• **WHAT TO DO**:
Read the material below and count the lines holding the string "HFpEF". Give that count with nothing added.
=== LISTED ENTRIES ===
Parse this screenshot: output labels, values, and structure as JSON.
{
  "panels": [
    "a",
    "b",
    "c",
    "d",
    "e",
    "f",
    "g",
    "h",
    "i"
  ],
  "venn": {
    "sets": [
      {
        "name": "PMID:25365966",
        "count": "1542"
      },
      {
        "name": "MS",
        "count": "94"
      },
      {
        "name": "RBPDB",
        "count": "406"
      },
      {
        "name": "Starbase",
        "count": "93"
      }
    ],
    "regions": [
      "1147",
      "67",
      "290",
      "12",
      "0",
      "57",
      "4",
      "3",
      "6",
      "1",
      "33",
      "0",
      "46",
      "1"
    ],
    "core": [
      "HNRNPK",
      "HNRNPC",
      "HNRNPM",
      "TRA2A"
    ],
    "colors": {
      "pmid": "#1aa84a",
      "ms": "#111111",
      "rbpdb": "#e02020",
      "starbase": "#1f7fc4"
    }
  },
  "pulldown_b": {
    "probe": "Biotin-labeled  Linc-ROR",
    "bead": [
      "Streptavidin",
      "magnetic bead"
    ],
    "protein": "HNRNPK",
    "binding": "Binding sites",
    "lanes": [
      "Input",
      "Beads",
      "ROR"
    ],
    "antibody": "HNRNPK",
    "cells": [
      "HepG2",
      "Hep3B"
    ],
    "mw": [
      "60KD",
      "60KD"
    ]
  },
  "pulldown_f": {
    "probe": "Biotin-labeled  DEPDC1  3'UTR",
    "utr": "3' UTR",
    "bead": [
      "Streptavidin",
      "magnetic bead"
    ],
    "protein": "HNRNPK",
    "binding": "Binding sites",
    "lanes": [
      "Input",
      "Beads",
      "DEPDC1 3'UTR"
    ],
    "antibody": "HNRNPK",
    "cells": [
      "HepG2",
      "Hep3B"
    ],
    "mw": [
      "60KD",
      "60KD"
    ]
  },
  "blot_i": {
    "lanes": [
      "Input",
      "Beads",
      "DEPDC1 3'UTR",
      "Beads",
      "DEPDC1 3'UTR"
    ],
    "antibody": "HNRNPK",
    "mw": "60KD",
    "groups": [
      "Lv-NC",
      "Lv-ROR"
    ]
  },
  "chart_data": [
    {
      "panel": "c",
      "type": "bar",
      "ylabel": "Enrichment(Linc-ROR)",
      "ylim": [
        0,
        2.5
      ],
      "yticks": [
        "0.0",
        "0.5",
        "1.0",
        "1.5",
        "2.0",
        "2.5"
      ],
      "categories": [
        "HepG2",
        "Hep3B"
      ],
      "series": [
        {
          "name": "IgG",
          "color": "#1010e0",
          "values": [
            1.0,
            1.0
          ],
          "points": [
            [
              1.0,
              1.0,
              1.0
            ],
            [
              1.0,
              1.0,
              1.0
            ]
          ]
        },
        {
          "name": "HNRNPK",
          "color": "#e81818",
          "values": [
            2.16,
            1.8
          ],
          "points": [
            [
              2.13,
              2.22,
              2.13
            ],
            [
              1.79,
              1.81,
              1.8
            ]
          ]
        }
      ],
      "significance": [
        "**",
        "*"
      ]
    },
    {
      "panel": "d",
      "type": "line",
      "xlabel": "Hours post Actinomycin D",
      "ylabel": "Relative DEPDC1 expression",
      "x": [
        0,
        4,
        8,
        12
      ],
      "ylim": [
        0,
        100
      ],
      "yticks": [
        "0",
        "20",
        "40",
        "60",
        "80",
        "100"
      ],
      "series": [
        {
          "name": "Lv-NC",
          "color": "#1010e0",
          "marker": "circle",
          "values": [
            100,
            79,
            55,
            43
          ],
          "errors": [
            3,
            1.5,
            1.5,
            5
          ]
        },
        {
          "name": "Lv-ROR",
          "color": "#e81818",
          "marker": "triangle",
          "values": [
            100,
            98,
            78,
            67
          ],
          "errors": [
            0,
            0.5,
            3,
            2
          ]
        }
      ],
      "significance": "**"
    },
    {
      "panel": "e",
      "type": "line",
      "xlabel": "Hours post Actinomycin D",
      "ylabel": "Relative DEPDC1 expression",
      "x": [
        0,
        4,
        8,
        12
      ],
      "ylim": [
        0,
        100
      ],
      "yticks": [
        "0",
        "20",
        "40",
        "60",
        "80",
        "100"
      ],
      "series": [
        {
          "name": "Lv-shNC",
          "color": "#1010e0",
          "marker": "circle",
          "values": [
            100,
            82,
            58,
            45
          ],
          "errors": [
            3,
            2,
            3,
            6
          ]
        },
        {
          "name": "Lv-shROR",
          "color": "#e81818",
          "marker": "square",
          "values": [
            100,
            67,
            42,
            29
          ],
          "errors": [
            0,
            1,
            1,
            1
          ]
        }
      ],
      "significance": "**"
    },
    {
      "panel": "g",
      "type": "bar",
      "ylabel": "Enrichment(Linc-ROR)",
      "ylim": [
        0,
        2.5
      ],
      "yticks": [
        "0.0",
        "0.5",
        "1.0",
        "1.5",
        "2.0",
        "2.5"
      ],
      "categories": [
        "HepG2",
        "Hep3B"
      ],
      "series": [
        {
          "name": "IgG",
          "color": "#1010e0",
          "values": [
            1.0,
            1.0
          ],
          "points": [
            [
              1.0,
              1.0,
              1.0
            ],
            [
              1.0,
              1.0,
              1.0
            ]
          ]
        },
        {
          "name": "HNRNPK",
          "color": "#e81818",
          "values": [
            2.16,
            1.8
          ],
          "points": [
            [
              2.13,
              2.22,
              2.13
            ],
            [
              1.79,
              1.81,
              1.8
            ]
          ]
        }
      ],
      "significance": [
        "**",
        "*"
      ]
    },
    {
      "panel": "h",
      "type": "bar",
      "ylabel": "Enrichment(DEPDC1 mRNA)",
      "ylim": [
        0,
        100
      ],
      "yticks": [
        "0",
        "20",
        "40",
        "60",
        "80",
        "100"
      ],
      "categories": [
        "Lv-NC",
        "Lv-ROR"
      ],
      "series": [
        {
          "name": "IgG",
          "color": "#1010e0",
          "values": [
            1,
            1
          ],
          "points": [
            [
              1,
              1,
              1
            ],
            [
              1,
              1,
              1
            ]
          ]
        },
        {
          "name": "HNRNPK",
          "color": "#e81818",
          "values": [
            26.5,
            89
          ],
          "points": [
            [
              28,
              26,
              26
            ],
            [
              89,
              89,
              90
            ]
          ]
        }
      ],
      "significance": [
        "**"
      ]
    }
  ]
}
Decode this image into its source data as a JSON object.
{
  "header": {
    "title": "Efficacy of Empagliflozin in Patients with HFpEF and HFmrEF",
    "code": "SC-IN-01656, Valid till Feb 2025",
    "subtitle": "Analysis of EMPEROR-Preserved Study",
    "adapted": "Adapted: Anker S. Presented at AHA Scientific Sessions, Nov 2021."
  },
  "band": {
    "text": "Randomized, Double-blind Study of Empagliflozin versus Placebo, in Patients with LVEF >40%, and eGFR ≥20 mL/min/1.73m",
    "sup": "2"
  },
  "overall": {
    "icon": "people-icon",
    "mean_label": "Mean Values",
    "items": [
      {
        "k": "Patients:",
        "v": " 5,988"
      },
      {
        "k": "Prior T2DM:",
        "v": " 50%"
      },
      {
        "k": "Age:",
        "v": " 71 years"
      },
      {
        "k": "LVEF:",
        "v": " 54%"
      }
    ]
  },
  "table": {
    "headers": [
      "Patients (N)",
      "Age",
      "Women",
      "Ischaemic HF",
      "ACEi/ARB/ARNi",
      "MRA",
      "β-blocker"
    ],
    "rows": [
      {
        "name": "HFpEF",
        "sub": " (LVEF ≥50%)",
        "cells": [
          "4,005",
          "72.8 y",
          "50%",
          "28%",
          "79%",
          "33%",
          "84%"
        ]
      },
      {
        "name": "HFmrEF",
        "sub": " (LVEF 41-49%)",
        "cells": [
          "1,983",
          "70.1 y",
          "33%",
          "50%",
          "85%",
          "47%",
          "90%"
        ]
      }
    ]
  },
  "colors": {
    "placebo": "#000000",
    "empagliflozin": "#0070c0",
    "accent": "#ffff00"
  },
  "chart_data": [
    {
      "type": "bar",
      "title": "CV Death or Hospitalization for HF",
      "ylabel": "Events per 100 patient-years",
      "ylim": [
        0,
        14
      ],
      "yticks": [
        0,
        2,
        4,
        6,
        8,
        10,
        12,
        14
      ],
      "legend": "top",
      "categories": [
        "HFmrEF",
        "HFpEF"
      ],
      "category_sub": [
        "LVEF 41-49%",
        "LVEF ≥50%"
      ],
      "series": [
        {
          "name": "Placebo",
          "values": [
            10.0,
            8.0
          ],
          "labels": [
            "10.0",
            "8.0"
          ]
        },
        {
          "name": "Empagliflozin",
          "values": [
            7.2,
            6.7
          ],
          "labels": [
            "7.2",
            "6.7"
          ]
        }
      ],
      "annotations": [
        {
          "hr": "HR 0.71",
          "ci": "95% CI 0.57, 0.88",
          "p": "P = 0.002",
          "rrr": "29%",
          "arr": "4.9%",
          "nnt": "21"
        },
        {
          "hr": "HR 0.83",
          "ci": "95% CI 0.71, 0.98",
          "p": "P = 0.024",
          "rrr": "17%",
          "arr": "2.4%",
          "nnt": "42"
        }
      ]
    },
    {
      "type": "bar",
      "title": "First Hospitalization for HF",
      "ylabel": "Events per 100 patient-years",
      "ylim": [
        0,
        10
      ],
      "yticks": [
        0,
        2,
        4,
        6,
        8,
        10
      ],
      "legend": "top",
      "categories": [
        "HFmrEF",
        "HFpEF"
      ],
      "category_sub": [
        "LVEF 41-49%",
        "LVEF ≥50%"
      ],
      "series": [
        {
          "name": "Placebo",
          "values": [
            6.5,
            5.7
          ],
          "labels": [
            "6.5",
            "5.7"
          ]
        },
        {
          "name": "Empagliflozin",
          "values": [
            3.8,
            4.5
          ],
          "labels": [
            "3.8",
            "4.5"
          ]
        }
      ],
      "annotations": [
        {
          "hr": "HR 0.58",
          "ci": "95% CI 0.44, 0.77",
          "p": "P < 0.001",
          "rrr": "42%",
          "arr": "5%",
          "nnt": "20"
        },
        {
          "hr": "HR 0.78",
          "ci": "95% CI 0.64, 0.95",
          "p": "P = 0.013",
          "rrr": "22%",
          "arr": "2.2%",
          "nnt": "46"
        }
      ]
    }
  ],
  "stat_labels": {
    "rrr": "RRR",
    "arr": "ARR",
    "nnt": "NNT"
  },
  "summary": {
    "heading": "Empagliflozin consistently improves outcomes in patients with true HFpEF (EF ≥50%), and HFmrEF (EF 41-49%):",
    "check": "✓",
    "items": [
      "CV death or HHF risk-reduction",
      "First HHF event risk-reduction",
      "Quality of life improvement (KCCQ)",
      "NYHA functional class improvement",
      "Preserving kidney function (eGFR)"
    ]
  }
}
===
• **SOLUTION TO THIS EXERCISE**:
5